• TASK TO COMPLETE
For each line of the data below that holds "Brand", copy the line.

• RECORDS TO PROCESS
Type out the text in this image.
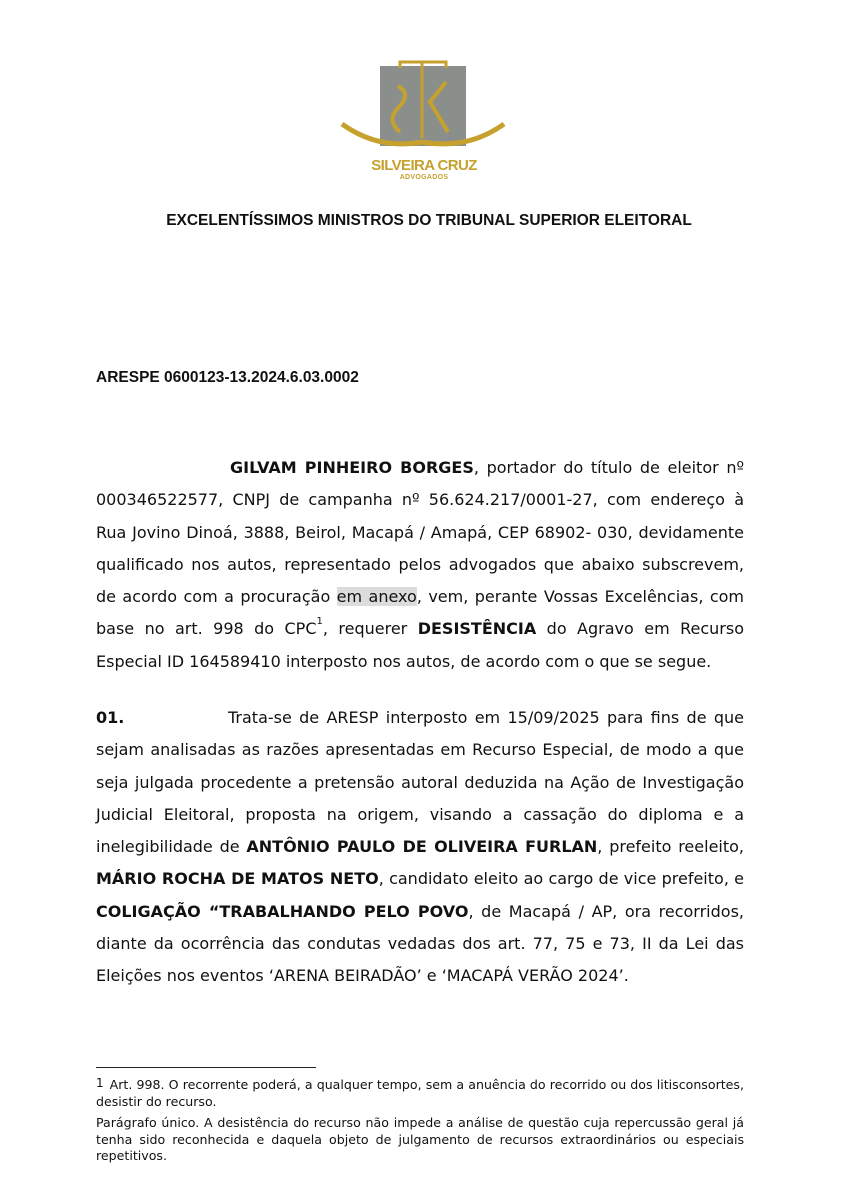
SILVEIRA CRUZ
ADVOGADOS
EXCELENTÍSSIMOS MINISTROS DO TRIBUNAL SUPERIOR ELEITORAL
ARESPE 0600123-13.2024.6.03.0002

GILVAM PINHEIRO BORGES, portador do título de eleitor nº 000346522577, CNPJ de campanha nº 56.624.217/0001-27, com endereço à Rua Jovino Dinoá, 3888, Beirol, Macapá / Amapá, CEP 68902- 030, devidamente qualificado nos autos, representado pelos advogados que abaixo subscrevem, de acordo com a procuração em anexo, vem, perante Vossas Excelências, com base no art. 998 do CPC$^1$, requerer DESISTÊNCIA do Agravo em Recurso Especial ID 164589410 interposto nos autos, de acordo com o que se segue.

01.	Trata-se de ARESP interposto em 15/09/2025 para fins de que sejam analisadas as razões apresentadas em Recurso Especial, de modo a que seja julgada procedente a pretensão autoral deduzida na Ação de Investigação Judicial Eleitoral, proposta na origem, visando a cassação do diploma e a inelegibilidade de ANTÔNIO PAULO DE OLIVEIRA FURLAN, prefeito reeleito, MÁRIO ROCHA DE MATOS NETO, candidato eleito ao cargo de vice prefeito, e COLIGAÇÃO “TRABALHANDO PELO POVO, de Macapá / AP, ora recorridos, diante da ocorrência das condutas vedadas dos art. 77, 75 e 73, II da Lei das Eleições nos eventos ‘ARENA BEIRADÃO’ e ‘MACAPÁ VERÃO 2024’.

1 Art. 998. O recorrente poderá, a qualquer tempo, sem a anuência do recorrido ou dos litisconsortes, desistir do recurso.

Parágrafo único. A desistência do recurso não impede a análise de questão cuja repercussão geral já tenha sido reconhecida e daquela objeto de julgamento de recursos extraordinários ou especiais repetitivos.
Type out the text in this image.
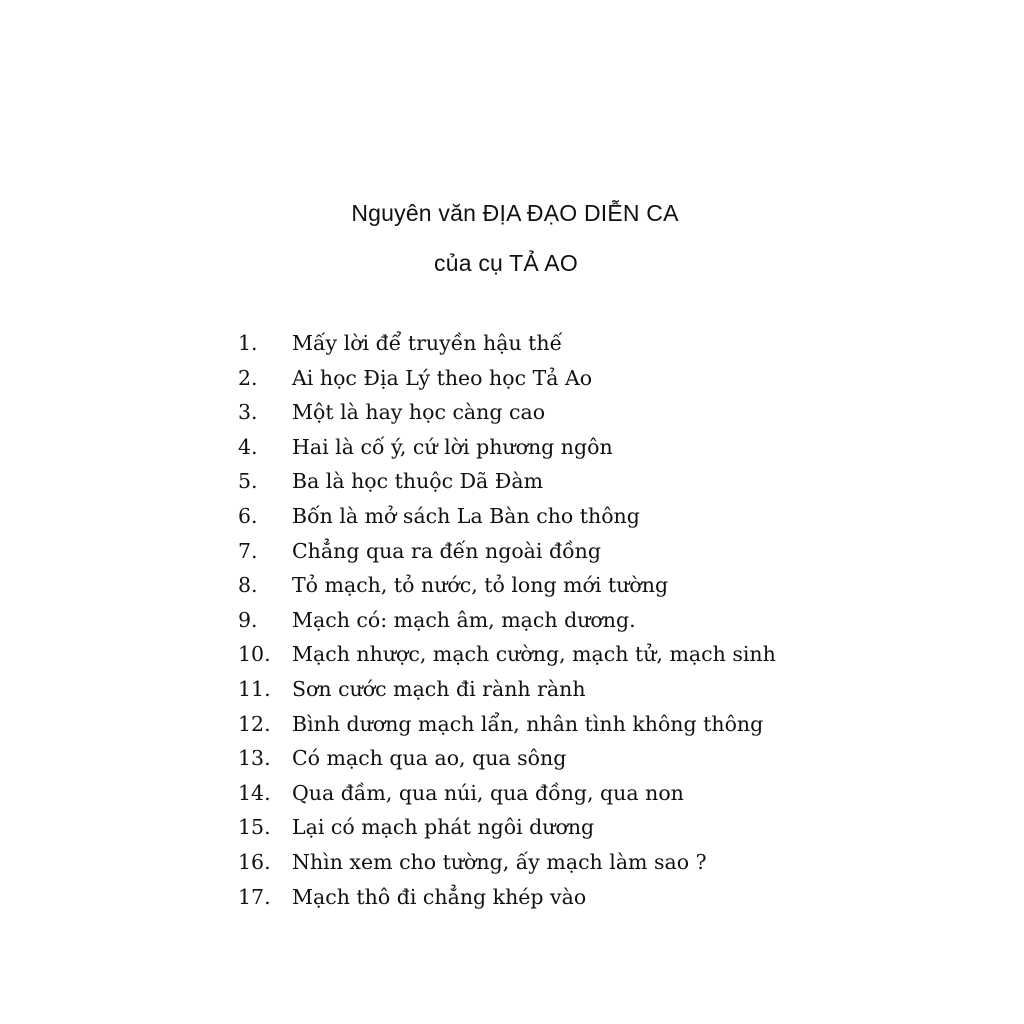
Nguyên văn ĐỊA ĐẠO DIỄN CA
của cụ TẢ AO
1.	Mấy lời để truyền hậu thế
2.	Ai học Địa Lý theo học Tả Ao
3.	Một là hay học càng cao
4.	Hai là cố ý, cứ lời phương ngôn
5.	Ba là học thuộc Dã Đàm
6.	Bốn là mở sách La Bàn cho thông
7.	Chẳng qua ra đến ngoài đồng
8.	Tỏ mạch, tỏ nước, tỏ long mới tường
9.	Mạch có: mạch âm, mạch dương.
10.	Mạch nhược, mạch cường, mạch tử, mạch sinh
11.	Sơn cước mạch đi rành rành
12.	Bình dương mạch lẩn, nhân tình không thông
13.	Có mạch qua ao, qua sông
14.	Qua đầm, qua núi, qua đồng, qua non
15.	Lại có mạch phát ngôi dương
16.	Nhìn xem cho tường, ấy mạch làm sao ?
17.	Mạch thô đi chẳng khép vào
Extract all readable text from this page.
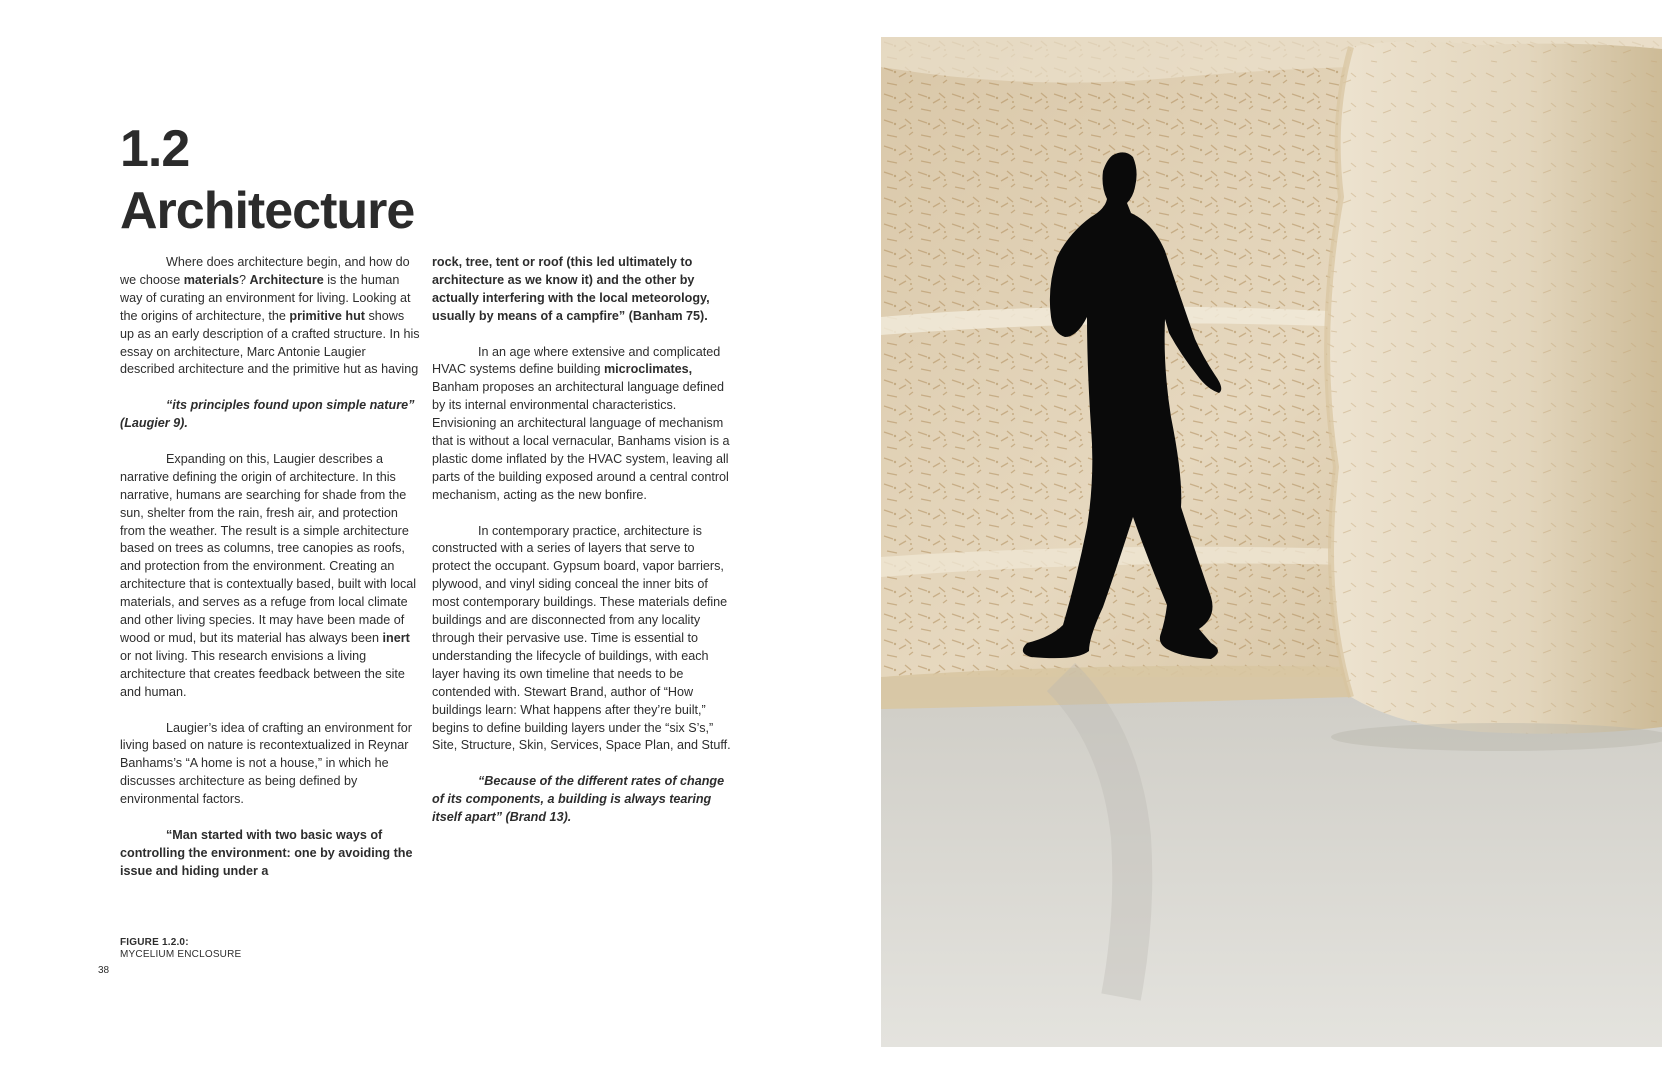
1.2
Architecture

Where does architecture begin, and how do we choose materials? Architecture is the human way of curating an environment for living. Looking at the origins of architecture, the primitive hut shows up as an early description of a crafted structure. In his essay on architecture, Marc Antonie Laugier described architecture and the primitive hut as having

“its principles found upon simple nature” (Laugier 9).

Expanding on this, Laugier describes a narrative defining the origin of architecture. In this narrative, humans are searching for shade from the sun, shelter from the rain, fresh air, and protection from the weather. The result is a simple architecture based on trees as columns, tree canopies as roofs, and protection from the environment. Creating an architecture that is contextually based, built with local materials, and serves as a refuge from local climate and other living species. It may have been made of wood or mud, but its material has always been inert or not living. This research envisions a living architecture that creates feedback between the site and human.

Laugier’s idea of crafting an environment for living based on nature is recontextualized in Reynar Banhams’s “A home is not a house,” in which he discusses architecture as being defined by environmental factors.

“Man started with two basic ways of controlling the environment: one by avoiding the issue and hiding under a

rock, tree, tent or roof (this led ultimately to architecture as we know it) and the other by actually interfering with the local meteorology, usually by means of a campfire” (Banham 75).

In an age where extensive and complicated HVAC systems define building microclimates, Banham proposes an architectural language defined by its internal environmental characteristics. Envisioning an architectural language of mechanism that is without a local vernacular, Banhams vision is a plastic dome inflated by the HVAC system, leaving all parts of the building exposed around a central control mechanism, acting as the new bonfire.

In contemporary practice, architecture is constructed with a series of layers that serve to protect the occupant. Gypsum board, vapor barriers, plywood, and vinyl siding conceal the inner bits of most contemporary buildings. These materials define buildings and are disconnected from any locality through their pervasive use. Time is essential to understanding the lifecycle of buildings, with each layer having its own timeline that needs to be contended with. Stewart Brand, author of “How buildings learn: What happens after they’re built,” begins to define building layers under the “six S’s,” Site, Structure, Skin, Services, Space Plan, and Stuff.

“Because of the different rates of change of its components, a building is always tearing itself apart” (Brand 13).

FIGURE 1.2.0:
MYCELIUM ENCLOSURE
38
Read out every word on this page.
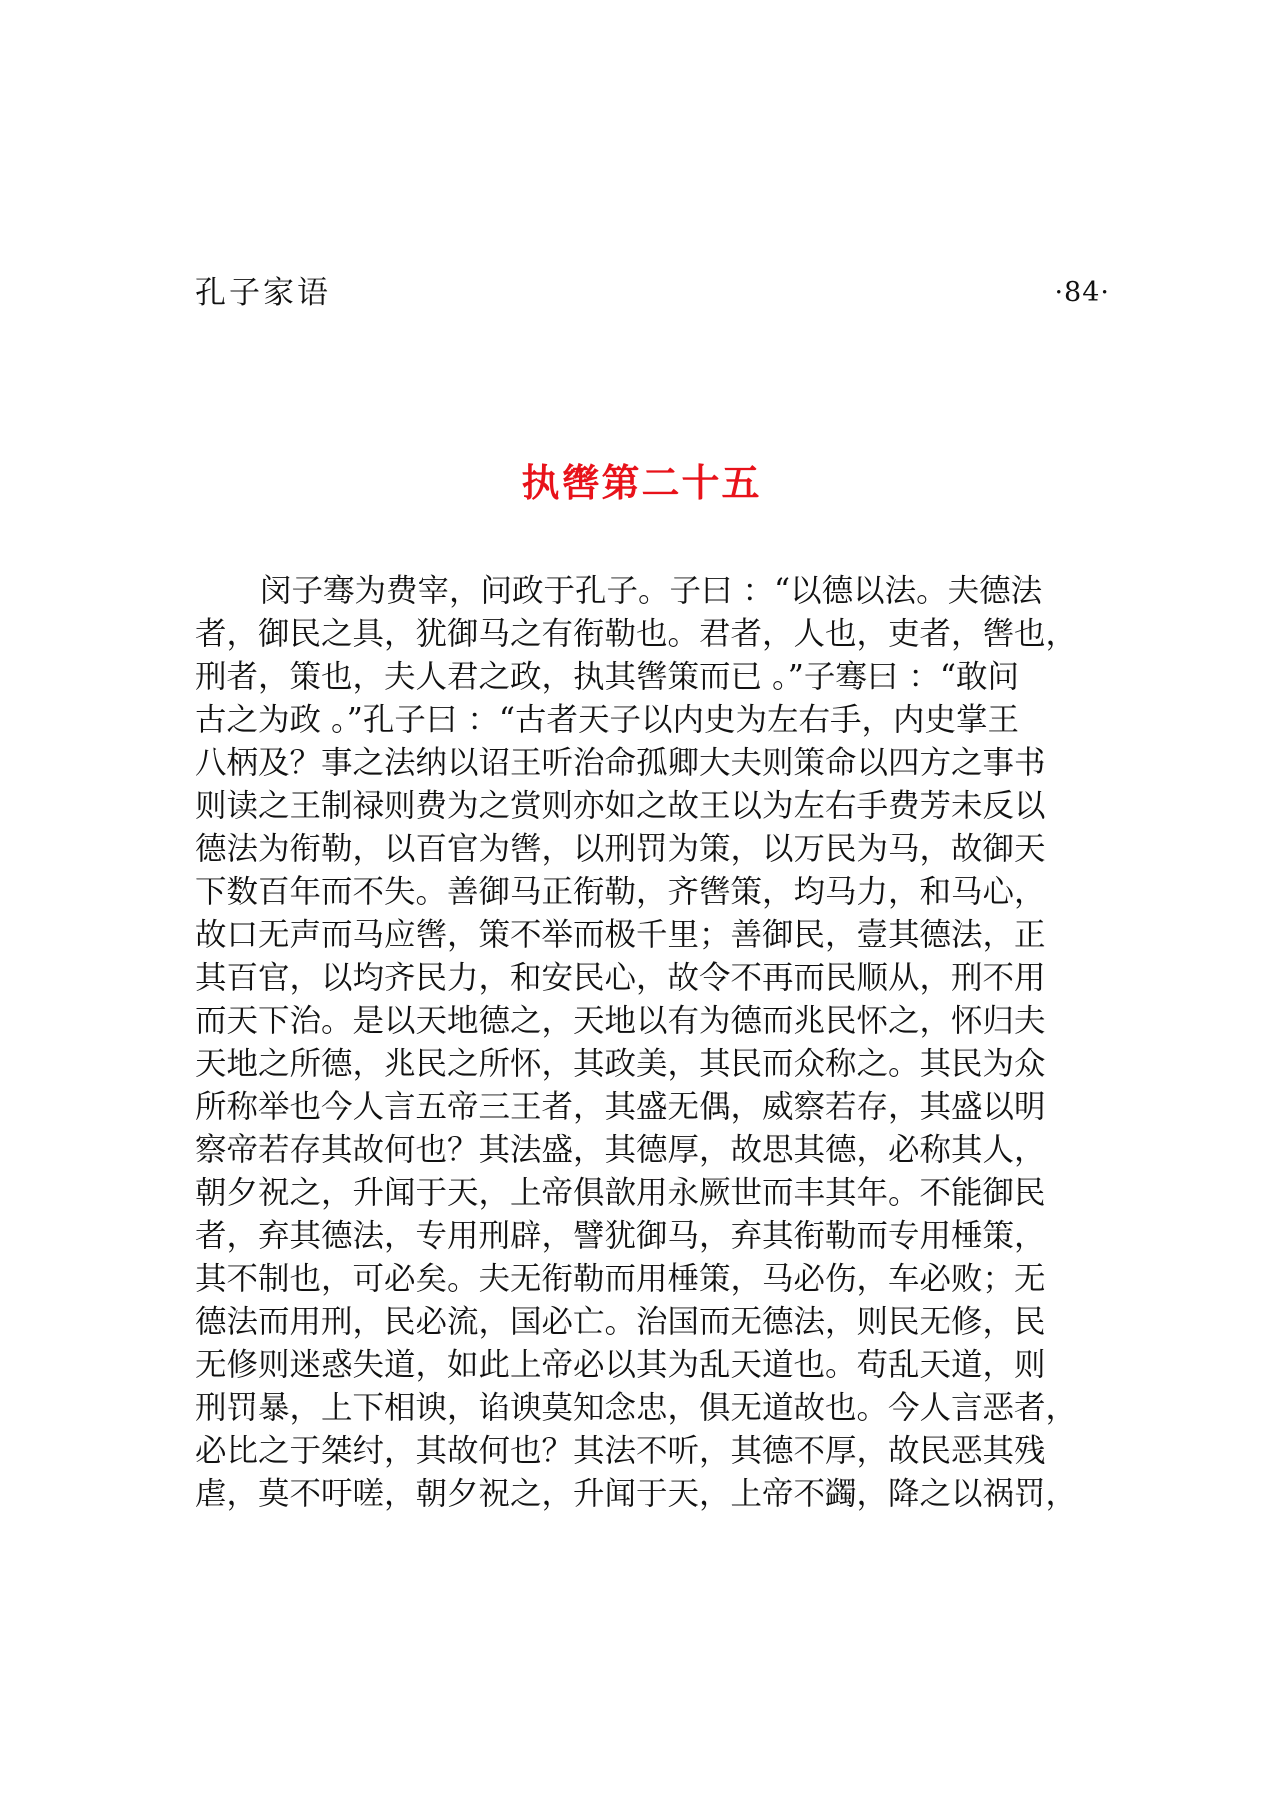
孔子家语	·84·
执辔第二十五
闵子骞为费宰，问政于孔子。子曰 ：“以德以法。夫德法
者，御民之具，犹御马之有衔勒也。君者，人也，吏者，辔也，
刑者，策也，夫人君之政，执其辔策而已 。”子骞曰 ：“敢问
古之为政 。”孔子曰 ：“古者天子以内史为左右手，内史掌王
八柄及？事之法纳以诏王听治命孤卿大夫则策命以四方之事书
则读之王制禄则费为之赏则亦如之故王以为左右手费芳未反以
德法为衔勒，以百官为辔，以刑罚为策，以万民为马，故御天
下数百年而不失。善御马正衔勒，齐辔策，均马力，和马心，
故口无声而马应辔，策不举而极千里；善御民，壹其德法，正
其百官，以均齐民力，和安民心，故令不再而民顺从，刑不用
而天下治。是以天地德之，天地以有为德而兆民怀之，怀归夫
天地之所德，兆民之所怀，其政美，其民而众称之。其民为众
所称举也今人言五帝三王者，其盛无偶，威察若存，其盛以明
察帝若存其故何也？其法盛，其德厚，故思其德，必称其人，
朝夕祝之，升闻于天，上帝俱歆用永厥世而丰其年。不能御民
者，弃其德法，专用刑辟，譬犹御马，弃其衔勒而专用棰策，
其不制也，可必矣。夫无衔勒而用棰策，马必伤，车必败；无
德法而用刑，民必流，国必亡。治国而无德法，则民无修，民
无修则迷惑失道，如此上帝必以其为乱天道也。苟乱天道，则
刑罚暴，上下相谀，谄谀莫知念忠，俱无道故也。今人言恶者，
必比之于桀纣，其故何也？其法不听，其德不厚，故民恶其残
虐，莫不吁嗟，朝夕祝之，升闻于天，上帝不蠲，降之以祸罚，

• WRITTEN RESPONSE
In contemporary practice, architecture is constructed with a series of layers that serve to protect the occupant. Gypsum board, vapor barriers, plywood, and vinyl siding conceal the inner bits of most contemporary buildings. These materials define buildings and are disconnected from any locality through their pervasive use. Time is essential to understanding the lifecycle of buildings, with each layer having its own timeline that needs to be contended with. Stewart Brand, author of “How buildings learn: What happens after they’re built,” begins to define building layers under the “six S’s,” Site, Structure, Skin, Services, Space Plan, and Stuff.
“Because of the different rates of change of its components, a building is always tearing itself apart” (Brand 13).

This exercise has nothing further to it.